### Task details
Beginning with the line where "Output the text content of this document." appears, retype every remaining line of the data below, both the first and last included.

[Data extracted from a collection]
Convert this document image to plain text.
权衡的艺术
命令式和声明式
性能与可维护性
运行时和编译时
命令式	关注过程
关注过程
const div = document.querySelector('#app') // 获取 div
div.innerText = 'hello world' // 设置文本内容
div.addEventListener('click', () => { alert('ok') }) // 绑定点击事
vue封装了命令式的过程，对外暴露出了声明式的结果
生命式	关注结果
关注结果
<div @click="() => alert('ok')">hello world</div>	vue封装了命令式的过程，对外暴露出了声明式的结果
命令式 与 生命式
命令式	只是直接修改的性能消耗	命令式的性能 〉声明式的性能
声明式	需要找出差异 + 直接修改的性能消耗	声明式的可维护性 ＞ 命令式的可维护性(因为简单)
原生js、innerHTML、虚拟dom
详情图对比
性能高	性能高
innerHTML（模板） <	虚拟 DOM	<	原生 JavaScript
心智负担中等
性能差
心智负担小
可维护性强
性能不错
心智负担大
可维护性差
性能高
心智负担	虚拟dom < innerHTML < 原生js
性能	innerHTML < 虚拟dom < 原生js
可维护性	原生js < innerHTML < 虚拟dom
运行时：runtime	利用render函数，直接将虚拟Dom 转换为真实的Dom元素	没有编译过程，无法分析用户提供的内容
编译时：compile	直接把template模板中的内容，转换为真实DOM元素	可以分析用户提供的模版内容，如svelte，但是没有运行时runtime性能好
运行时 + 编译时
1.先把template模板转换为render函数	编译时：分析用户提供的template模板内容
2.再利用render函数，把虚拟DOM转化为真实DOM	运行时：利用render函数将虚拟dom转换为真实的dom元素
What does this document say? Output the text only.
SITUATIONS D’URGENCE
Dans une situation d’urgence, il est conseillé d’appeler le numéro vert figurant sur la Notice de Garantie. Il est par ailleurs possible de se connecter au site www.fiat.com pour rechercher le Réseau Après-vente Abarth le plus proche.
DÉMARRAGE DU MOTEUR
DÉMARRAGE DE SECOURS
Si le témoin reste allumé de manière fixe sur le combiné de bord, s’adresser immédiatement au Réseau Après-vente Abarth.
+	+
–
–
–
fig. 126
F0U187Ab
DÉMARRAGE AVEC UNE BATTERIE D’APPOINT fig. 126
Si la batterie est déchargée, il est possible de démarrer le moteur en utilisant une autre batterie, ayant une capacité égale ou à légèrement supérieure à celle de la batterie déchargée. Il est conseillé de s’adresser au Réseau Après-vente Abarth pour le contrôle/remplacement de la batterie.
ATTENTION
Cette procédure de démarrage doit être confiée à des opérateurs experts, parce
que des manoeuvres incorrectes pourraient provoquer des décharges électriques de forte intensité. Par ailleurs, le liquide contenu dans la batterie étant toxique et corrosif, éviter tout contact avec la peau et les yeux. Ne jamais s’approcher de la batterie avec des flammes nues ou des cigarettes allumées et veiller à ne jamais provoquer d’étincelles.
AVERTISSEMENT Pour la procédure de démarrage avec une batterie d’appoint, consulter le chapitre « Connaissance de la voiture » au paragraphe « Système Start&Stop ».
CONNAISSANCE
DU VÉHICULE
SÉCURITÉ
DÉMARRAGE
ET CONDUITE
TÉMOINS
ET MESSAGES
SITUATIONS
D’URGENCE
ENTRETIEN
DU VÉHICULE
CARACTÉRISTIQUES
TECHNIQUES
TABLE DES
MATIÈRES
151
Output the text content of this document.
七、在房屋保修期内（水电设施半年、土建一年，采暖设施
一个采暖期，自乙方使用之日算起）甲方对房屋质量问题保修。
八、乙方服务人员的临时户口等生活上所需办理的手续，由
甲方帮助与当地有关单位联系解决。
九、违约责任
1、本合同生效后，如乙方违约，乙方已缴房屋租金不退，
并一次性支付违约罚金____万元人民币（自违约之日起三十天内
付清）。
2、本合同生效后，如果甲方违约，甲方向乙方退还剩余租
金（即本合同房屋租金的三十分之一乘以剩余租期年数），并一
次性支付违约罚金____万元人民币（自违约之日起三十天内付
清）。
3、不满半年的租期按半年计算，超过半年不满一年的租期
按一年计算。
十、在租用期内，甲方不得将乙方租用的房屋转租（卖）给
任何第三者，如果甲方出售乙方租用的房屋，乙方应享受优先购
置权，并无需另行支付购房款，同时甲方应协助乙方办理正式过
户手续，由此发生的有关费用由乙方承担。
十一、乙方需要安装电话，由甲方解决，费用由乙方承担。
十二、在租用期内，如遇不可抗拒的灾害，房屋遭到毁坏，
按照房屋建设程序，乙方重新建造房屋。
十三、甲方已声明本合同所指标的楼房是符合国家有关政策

### Exercise result
Output the text content of this document.
七、在房屋保修期内（水电设施半年、土建一年，采暖设施
一个采暖期，自乙方使用之日算起）甲方对房屋质量问题保修。
八、乙方服务人员的临时户口等生活上所需办理的手续，由
甲方帮助与当地有关单位联系解决。
九、违约责任
1、本合同生效后，如乙方违约，乙方已缴房屋租金不退，
并一次性支付违约罚金____万元人民币（自违约之日起三十天内
付清）。
2、本合同生效后，如果甲方违约，甲方向乙方退还剩余租
金（即本合同房屋租金的三十分之一乘以剩余租期年数），并一
次性支付违约罚金____万元人民币（自违约之日起三十天内付
清）。
3、不满半年的租期按半年计算，超过半年不满一年的租期
按一年计算。
十、在租用期内，甲方不得将乙方租用的房屋转租（卖）给
任何第三者，如果甲方出售乙方租用的房屋，乙方应享受优先购
置权，并无需另行支付购房款，同时甲方应协助乙方办理正式过
户手续，由此发生的有关费用由乙方承担。
十一、乙方需要安装电话，由甲方解决，费用由乙方承担。
十二、在租用期内，如遇不可抗拒的灾害，房屋遭到毁坏，
按照房屋建设程序，乙方重新建造房屋。
十三、甲方已声明本合同所指标的楼房是符合国家有关政策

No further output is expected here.